__DATA RECORDS__
┏━━

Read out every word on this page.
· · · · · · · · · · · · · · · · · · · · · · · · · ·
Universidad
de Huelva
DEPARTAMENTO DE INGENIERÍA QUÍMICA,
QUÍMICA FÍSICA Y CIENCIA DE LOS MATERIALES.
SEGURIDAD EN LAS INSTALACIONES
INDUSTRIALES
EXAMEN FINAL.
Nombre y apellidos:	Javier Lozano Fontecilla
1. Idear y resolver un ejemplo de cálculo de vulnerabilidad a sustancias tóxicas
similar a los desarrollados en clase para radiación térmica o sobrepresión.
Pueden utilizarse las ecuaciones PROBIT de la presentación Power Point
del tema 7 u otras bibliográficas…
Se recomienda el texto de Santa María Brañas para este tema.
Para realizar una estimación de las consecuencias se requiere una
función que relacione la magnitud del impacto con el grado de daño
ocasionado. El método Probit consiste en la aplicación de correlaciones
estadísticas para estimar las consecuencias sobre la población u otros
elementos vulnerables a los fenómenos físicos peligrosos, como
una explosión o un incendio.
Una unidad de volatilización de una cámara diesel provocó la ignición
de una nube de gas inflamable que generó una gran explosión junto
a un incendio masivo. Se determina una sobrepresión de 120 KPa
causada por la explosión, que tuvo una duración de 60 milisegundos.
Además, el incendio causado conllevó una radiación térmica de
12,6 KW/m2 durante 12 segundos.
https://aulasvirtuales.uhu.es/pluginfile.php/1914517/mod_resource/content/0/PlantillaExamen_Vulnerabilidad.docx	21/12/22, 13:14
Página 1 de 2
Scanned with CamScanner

┗━━

Extract the full listing and reproduce each line exactly.

Read out every word on this page.
· · · · · · · · · · · · · · · · · · · · · · · · · ·
Universidad
de Huelva
DEPARTAMENTO DE INGENIERÍA QUÍMICA,
QUÍMICA FÍSICA Y CIENCIA DE LOS MATERIALES.
SEGURIDAD EN LAS INSTALACIONES
INDUSTRIALES
EXAMEN FINAL.
Nombre y apellidos:	Javier Lozano Fontecilla
1. Idear y resolver un ejemplo de cálculo de vulnerabilidad a sustancias tóxicas
similar a los desarrollados en clase para radiación térmica o sobrepresión.
Pueden utilizarse las ecuaciones PROBIT de la presentación Power Point
del tema 7 u otras bibliográficas…
Se recomienda el texto de Santa María Brañas para este tema.
Para realizar una estimación de las consecuencias se requiere una
función que relacione la magnitud del impacto con el grado de daño
ocasionado. El método Probit consiste en la aplicación de correlaciones
estadísticas para estimar las consecuencias sobre la población u otros
elementos vulnerables a los fenómenos físicos peligrosos, como
una explosión o un incendio.
Una unidad de volatilización de una cámara diesel provocó la ignición
de una nube de gas inflamable que generó una gran explosión junto
a un incendio masivo. Se determina una sobrepresión de 120 KPa
causada por la explosión, que tuvo una duración de 60 milisegundos.
Además, el incendio causado conllevó una radiación térmica de
12,6 KW/m2 durante 12 segundos.
https://aulasvirtuales.uhu.es/pluginfile.php/1914517/mod_resource/content/0/PlantillaExamen_Vulnerabilidad.docx	21/12/22, 13:14
Página 1 de 2
Scanned with CamScanner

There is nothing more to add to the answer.